» **The request**:
Here are some records; return them all exactly.

Stored items from a collection
■ ■ ■ ■

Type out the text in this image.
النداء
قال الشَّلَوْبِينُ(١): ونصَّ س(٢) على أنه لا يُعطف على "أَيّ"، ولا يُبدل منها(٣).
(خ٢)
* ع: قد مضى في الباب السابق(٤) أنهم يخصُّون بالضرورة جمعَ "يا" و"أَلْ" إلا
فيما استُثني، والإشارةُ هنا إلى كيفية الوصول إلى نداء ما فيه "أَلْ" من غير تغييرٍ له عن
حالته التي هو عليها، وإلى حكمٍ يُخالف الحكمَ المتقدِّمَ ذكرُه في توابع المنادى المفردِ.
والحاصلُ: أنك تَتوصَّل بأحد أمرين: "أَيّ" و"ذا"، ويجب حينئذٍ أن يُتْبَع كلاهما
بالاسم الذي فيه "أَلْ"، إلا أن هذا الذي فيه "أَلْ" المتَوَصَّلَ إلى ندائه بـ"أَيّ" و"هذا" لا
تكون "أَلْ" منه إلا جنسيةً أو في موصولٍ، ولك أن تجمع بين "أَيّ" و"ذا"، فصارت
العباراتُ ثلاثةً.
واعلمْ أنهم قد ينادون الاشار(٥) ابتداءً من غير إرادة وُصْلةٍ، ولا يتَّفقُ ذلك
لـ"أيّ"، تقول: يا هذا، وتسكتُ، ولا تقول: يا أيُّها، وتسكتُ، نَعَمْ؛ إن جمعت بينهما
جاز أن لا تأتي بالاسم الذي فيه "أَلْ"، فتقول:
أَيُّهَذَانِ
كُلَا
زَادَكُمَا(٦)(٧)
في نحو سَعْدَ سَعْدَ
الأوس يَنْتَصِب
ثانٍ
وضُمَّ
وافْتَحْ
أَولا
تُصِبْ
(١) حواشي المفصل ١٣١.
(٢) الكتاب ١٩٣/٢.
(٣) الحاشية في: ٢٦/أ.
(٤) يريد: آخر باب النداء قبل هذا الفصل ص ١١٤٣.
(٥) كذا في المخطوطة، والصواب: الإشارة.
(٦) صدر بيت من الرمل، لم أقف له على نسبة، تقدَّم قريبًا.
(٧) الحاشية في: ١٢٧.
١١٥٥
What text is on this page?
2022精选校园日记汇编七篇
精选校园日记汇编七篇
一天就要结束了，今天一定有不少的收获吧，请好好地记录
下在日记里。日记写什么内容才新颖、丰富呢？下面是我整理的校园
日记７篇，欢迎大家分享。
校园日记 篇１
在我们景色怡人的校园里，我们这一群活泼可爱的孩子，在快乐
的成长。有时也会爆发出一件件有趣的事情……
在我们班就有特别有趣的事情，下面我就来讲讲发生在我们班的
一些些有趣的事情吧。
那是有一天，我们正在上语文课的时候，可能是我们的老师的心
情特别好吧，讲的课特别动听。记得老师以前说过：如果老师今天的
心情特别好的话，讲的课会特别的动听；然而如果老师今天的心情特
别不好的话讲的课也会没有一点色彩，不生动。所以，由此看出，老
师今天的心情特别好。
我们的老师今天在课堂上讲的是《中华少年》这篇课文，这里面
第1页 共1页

■ ■ ■ ■

» **Task output**:
Type out the text in this image.
النداء
قال الشَّلَوْبِينُ(١): ونصَّ س(٢) على أنه لا يُعطف على "أَيّ"، ولا يُبدل منها(٣).
(خ٢)
* ع: قد مضى في الباب السابق(٤) أنهم يخصُّون بالضرورة جمعَ "يا" و"أَلْ" إلا
فيما استُثني، والإشارةُ هنا إلى كيفية الوصول إلى نداء ما فيه "أَلْ" من غير تغييرٍ له عن
حالته التي هو عليها، وإلى حكمٍ يُخالف الحكمَ المتقدِّمَ ذكرُه في توابع المنادى المفردِ.
والحاصلُ: أنك تَتوصَّل بأحد أمرين: "أَيّ" و"ذا"، ويجب حينئذٍ أن يُتْبَع كلاهما
بالاسم الذي فيه "أَلْ"، إلا أن هذا الذي فيه "أَلْ" المتَوَصَّلَ إلى ندائه بـ"أَيّ" و"هذا" لا
تكون "أَلْ" منه إلا جنسيةً أو في موصولٍ، ولك أن تجمع بين "أَيّ" و"ذا"، فصارت
العباراتُ ثلاثةً.
واعلمْ أنهم قد ينادون الاشار(٥) ابتداءً من غير إرادة وُصْلةٍ، ولا يتَّفقُ ذلك
لـ"أيّ"، تقول: يا هذا، وتسكتُ، ولا تقول: يا أيُّها، وتسكتُ، نَعَمْ؛ إن جمعت بينهما
جاز أن لا تأتي بالاسم الذي فيه "أَلْ"، فتقول:
أَيُّهَذَانِ
كُلَا
زَادَكُمَا(٦)(٧)
في نحو سَعْدَ سَعْدَ
الأوس يَنْتَصِب
ثانٍ
وضُمَّ
وافْتَحْ
أَولا
تُصِبْ
(١) حواشي المفصل ١٣١.
(٢) الكتاب ١٩٣/٢.
(٣) الحاشية في: ٢٦/أ.
(٤) يريد: آخر باب النداء قبل هذا الفصل ص ١١٤٣.
(٥) كذا في المخطوطة، والصواب: الإشارة.
(٦) صدر بيت من الرمل، لم أقف له على نسبة، تقدَّم قريبًا.
(٧) الحاشية في: ١٢٧.
١١٥٥
What text is on this page?
2022精选校园日记汇编七篇
精选校园日记汇编七篇
一天就要结束了，今天一定有不少的收获吧，请好好地记录
下在日记里。日记写什么内容才新颖、丰富呢？下面是我整理的校园
日记７篇，欢迎大家分享。
校园日记 篇１
在我们景色怡人的校园里，我们这一群活泼可爱的孩子，在快乐
的成长。有时也会爆发出一件件有趣的事情……
在我们班就有特别有趣的事情，下面我就来讲讲发生在我们班的
一些些有趣的事情吧。
那是有一天，我们正在上语文课的时候，可能是我们的老师的心
情特别好吧，讲的课特别动听。记得老师以前说过：如果老师今天的
心情特别好的话，讲的课会特别的动听；然而如果老师今天的心情特
别不好的话讲的课也会没有一点色彩，不生动。所以，由此看出，老
师今天的心情特别好。
我们的老师今天在课堂上讲的是《中华少年》这篇课文，这里面
第1页 共1页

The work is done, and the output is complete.